Figure contents as structured data:
+ + + + +

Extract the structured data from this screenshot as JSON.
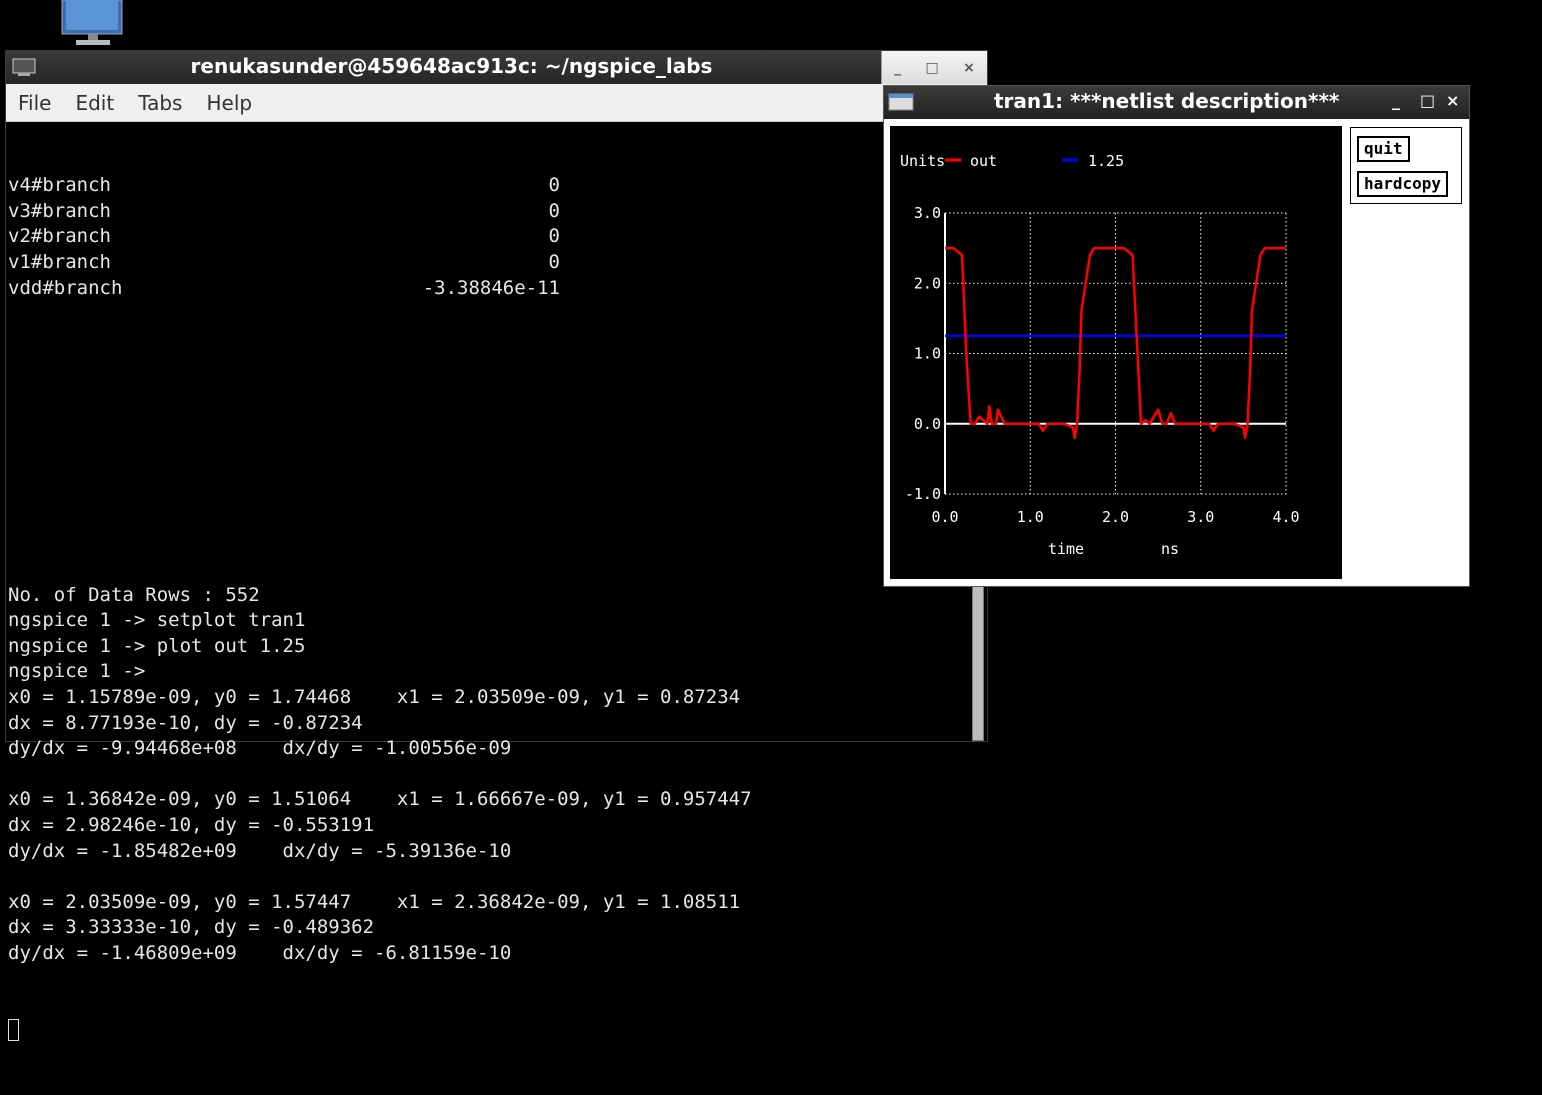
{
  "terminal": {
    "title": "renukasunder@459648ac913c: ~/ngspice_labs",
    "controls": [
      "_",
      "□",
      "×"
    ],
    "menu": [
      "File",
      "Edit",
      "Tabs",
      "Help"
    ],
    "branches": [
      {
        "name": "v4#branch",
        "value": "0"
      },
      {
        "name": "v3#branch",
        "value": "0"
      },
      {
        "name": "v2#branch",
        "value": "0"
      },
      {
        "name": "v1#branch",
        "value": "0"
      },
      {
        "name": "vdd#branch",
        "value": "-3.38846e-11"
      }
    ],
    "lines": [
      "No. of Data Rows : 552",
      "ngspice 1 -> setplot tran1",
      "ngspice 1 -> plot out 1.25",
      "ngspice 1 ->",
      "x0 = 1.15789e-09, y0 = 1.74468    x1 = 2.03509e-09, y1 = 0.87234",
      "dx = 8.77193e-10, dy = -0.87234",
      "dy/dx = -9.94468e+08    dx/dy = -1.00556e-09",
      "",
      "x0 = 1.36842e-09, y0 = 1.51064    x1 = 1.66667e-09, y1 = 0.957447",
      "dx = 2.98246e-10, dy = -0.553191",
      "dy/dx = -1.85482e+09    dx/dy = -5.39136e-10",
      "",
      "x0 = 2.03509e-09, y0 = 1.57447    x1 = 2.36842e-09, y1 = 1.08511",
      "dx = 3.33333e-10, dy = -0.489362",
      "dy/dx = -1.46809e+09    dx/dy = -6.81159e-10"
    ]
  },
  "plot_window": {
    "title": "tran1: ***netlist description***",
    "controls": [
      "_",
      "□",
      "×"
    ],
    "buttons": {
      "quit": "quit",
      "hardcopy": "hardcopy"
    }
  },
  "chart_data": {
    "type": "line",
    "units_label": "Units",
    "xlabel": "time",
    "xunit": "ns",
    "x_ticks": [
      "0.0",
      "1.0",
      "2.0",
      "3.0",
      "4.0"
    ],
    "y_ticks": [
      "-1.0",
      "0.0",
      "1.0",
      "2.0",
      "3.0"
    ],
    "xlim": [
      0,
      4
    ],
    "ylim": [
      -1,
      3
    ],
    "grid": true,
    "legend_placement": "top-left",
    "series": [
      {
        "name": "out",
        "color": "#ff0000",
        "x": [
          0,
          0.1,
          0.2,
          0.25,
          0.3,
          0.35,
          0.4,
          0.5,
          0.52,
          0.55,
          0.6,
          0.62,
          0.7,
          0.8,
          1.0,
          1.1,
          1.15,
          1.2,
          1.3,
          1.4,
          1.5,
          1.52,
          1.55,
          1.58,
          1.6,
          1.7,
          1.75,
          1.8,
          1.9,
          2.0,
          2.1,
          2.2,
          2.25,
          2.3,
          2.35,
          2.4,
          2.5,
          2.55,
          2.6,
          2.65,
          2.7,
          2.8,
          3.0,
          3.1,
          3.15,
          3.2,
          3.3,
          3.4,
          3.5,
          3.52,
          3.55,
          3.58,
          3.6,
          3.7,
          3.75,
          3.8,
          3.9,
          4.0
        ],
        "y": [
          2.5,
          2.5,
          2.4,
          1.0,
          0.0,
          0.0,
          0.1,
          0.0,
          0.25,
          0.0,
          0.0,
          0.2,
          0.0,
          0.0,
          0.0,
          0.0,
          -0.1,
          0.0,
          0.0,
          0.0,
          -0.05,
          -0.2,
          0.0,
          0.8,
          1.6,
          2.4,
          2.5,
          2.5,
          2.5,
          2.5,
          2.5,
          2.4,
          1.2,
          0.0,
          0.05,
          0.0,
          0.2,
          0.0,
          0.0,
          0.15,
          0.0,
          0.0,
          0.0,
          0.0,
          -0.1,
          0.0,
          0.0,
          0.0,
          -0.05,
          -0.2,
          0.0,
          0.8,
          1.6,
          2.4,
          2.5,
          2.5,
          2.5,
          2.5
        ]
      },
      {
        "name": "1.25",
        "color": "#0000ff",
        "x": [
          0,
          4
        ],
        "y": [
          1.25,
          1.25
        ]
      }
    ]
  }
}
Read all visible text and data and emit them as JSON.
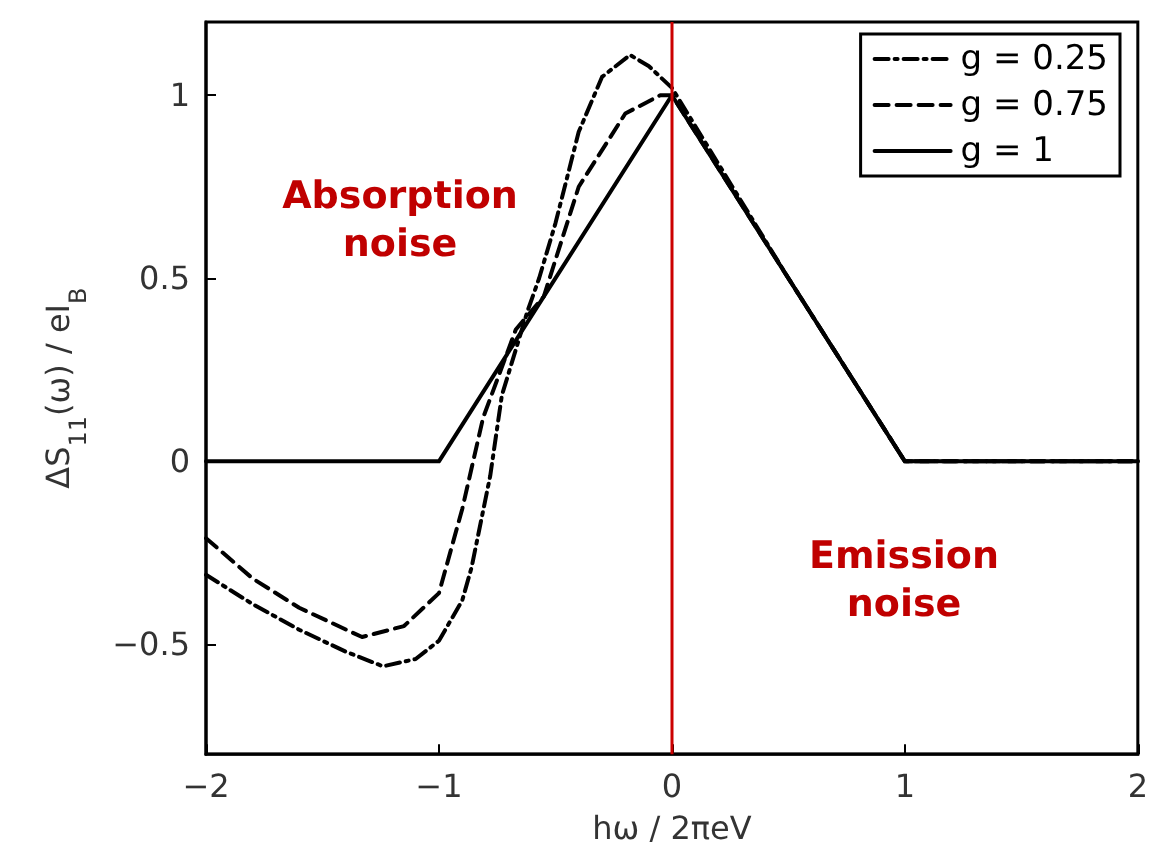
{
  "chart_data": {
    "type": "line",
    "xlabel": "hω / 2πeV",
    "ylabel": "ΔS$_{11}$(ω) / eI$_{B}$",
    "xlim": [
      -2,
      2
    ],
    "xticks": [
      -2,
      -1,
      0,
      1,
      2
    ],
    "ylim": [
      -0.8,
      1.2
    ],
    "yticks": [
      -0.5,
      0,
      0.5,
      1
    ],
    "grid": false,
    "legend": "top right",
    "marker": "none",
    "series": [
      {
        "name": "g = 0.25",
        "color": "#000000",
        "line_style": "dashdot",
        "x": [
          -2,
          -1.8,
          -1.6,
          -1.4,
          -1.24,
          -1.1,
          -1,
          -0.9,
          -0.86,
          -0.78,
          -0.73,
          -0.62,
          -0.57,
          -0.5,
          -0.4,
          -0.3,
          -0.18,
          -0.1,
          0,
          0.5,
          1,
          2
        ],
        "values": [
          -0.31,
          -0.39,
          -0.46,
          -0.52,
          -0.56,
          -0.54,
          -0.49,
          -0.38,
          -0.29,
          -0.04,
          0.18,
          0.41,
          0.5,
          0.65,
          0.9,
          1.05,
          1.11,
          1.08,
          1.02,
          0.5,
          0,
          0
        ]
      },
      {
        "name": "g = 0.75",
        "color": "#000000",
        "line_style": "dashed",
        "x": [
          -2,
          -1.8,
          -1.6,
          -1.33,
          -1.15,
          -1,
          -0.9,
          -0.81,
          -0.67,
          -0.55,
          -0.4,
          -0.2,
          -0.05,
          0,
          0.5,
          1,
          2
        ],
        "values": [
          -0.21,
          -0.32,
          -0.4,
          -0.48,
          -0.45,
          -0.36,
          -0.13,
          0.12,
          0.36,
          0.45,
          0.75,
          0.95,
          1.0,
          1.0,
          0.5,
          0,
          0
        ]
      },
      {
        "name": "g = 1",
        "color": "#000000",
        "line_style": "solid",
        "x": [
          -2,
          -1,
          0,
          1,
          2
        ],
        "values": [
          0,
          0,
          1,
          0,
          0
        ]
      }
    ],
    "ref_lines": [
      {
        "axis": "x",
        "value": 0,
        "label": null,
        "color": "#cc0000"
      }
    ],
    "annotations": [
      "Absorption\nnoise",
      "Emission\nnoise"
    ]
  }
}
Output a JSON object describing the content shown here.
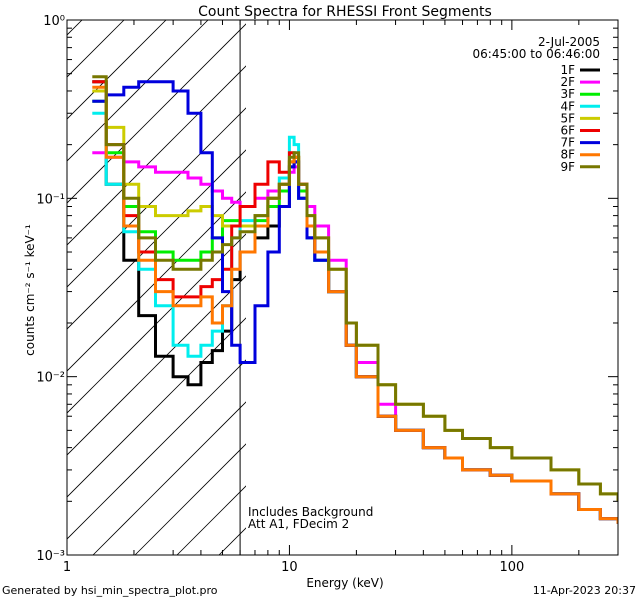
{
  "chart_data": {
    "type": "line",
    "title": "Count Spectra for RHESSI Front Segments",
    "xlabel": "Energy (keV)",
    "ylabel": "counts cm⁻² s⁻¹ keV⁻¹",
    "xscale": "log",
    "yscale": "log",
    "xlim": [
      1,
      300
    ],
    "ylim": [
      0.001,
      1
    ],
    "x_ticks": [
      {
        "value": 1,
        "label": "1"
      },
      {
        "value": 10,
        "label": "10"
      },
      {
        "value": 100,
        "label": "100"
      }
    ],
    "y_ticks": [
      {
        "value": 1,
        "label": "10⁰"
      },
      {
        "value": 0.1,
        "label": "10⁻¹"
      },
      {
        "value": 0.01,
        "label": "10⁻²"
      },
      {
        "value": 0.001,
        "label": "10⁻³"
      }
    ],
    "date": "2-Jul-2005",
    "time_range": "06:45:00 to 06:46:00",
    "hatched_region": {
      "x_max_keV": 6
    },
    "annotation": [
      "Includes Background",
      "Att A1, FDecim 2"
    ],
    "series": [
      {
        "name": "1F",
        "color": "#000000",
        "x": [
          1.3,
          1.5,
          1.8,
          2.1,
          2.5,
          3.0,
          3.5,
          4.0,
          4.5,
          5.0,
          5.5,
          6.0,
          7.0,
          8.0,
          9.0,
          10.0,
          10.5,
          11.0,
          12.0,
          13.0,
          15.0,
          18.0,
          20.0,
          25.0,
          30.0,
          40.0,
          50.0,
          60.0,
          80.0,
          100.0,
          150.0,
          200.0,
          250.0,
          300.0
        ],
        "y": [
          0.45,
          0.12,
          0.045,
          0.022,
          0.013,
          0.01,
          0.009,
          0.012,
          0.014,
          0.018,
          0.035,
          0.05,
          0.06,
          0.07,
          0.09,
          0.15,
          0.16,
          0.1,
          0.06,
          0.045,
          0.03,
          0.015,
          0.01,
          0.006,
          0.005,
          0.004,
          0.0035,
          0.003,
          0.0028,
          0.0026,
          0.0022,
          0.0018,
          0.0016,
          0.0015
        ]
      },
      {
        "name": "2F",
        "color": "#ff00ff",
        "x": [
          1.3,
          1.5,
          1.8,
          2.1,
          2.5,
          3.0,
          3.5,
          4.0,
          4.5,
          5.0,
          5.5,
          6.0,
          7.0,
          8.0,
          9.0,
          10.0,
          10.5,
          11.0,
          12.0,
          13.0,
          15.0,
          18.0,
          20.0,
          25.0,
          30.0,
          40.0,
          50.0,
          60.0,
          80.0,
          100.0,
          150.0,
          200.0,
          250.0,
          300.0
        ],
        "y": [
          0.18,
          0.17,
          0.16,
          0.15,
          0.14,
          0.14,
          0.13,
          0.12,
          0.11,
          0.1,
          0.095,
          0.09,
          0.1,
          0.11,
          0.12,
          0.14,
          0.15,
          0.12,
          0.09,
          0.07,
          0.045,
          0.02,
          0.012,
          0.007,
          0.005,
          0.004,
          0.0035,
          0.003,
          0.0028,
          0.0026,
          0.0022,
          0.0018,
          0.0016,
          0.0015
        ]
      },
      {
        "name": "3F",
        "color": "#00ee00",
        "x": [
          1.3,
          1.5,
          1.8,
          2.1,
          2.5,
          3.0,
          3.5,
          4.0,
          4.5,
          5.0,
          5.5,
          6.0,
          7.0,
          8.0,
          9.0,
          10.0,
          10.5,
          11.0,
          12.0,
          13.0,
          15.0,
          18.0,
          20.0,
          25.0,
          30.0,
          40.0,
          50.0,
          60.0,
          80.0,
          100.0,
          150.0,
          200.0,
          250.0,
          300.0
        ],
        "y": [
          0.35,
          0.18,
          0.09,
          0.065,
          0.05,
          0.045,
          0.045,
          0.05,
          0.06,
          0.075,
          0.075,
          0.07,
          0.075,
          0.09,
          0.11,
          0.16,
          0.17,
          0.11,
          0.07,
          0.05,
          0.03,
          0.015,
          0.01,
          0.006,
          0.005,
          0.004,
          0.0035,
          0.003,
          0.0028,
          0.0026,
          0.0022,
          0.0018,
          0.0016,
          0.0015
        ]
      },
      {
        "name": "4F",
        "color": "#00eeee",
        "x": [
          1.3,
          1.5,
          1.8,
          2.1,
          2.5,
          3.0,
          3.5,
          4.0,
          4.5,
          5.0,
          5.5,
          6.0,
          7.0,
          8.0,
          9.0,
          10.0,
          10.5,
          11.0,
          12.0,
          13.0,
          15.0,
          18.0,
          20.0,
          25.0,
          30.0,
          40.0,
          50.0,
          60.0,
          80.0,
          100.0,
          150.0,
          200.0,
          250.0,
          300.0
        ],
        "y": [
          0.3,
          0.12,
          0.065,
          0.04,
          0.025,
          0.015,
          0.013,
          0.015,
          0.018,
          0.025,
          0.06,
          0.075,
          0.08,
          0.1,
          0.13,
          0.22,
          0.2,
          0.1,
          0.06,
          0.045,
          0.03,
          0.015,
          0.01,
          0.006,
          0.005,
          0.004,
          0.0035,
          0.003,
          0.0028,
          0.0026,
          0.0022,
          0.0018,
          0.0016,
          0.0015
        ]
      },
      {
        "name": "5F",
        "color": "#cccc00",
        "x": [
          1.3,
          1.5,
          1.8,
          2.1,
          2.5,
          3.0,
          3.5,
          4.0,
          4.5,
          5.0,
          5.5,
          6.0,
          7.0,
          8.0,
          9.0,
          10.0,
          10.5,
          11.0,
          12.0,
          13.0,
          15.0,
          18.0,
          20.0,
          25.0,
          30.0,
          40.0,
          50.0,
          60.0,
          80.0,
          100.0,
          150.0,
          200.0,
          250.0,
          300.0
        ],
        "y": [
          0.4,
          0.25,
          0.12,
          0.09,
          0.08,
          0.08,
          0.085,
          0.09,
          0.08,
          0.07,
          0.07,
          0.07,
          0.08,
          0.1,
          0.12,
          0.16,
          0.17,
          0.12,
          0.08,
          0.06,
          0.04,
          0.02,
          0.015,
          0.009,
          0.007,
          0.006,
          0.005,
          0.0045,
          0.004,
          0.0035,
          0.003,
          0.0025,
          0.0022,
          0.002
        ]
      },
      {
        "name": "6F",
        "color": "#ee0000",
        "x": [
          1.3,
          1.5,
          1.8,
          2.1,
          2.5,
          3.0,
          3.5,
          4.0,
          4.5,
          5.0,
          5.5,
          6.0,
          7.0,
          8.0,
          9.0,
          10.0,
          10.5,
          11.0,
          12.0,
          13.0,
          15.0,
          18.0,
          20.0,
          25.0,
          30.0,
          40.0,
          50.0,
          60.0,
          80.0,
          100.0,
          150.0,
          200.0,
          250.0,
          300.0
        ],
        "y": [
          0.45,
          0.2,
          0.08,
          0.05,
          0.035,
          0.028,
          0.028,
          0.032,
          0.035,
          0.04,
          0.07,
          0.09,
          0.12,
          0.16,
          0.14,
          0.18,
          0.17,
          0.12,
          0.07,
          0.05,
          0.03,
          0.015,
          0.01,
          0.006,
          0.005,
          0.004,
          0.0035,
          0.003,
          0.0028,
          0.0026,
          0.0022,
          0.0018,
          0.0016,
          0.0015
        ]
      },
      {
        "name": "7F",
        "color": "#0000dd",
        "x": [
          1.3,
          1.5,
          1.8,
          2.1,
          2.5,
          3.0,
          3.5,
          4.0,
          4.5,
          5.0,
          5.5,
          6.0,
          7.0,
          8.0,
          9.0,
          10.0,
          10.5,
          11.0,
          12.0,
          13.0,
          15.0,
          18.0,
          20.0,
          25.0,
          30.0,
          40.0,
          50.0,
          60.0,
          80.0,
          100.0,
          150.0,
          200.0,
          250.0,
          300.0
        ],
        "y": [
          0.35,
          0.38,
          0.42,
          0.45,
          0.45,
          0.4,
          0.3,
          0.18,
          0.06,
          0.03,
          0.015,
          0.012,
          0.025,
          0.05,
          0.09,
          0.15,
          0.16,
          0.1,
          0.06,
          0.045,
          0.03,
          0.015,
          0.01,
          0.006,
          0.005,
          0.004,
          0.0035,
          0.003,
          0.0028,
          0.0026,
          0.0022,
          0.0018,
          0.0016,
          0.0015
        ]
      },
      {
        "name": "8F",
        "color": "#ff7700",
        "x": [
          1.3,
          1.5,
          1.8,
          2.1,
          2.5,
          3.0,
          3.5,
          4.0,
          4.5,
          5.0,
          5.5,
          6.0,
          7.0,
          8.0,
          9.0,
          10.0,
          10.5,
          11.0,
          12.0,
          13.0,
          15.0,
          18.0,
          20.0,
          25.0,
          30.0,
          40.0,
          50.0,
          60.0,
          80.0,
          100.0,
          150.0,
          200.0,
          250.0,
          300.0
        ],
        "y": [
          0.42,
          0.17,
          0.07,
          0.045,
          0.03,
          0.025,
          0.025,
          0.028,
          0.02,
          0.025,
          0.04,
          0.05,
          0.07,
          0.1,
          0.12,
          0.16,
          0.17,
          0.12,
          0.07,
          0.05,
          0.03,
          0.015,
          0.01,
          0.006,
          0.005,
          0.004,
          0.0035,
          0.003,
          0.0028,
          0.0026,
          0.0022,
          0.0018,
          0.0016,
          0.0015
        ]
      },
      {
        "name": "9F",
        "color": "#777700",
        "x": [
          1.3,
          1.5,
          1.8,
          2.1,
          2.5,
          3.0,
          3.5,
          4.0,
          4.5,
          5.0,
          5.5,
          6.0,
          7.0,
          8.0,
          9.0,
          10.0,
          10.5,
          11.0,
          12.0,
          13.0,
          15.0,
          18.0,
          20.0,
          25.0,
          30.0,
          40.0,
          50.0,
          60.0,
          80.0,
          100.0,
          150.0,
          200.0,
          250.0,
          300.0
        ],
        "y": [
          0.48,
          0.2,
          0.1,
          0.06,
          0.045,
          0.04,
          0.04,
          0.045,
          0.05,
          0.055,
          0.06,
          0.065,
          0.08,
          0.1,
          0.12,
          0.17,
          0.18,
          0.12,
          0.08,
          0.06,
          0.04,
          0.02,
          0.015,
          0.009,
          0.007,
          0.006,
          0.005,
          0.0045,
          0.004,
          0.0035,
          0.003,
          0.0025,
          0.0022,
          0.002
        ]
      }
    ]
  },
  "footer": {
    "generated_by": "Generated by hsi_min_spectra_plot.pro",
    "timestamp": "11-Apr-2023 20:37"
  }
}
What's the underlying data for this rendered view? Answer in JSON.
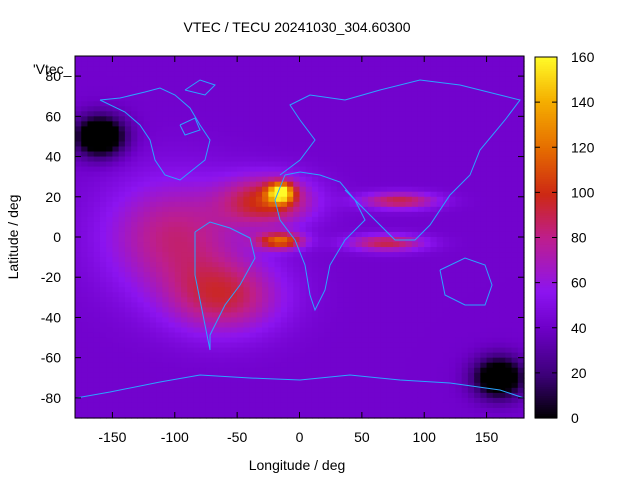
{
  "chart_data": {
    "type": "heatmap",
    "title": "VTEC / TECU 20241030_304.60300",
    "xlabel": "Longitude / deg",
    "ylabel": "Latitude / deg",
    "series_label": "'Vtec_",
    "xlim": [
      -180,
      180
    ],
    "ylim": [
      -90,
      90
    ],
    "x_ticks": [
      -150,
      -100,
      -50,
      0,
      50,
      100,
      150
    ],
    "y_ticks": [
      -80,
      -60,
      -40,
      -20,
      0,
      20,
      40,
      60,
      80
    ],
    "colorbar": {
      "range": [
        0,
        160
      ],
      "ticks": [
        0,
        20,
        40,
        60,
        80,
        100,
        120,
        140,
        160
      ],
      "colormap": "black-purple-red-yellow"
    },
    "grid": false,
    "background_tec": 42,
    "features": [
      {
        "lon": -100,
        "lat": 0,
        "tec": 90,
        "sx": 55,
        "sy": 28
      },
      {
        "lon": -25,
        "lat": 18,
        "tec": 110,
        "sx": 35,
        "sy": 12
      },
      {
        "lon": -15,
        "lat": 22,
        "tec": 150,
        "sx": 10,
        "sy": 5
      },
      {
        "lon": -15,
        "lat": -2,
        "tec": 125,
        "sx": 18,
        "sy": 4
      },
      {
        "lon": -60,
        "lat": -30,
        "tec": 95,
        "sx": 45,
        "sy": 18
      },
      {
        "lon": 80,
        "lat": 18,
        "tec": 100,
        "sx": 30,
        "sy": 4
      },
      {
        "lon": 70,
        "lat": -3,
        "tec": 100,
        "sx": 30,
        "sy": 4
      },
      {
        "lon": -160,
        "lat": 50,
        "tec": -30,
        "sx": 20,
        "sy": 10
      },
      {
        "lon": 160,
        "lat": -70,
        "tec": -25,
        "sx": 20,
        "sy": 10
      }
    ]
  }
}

+ + + + +

> [JOB]: Gather up every line in the data above that contains the word "title", copying each one.

> [REPLY TO THE TASK]:
    "title": "renukasunder@459648ac913c: ~/ngspice_labs",
    "title": "tran1: ***netlist description***",
    "title": "Count Spectra for RHESSI Front Segments",
    "title": "VTEC / TECU 20241030_304.60300",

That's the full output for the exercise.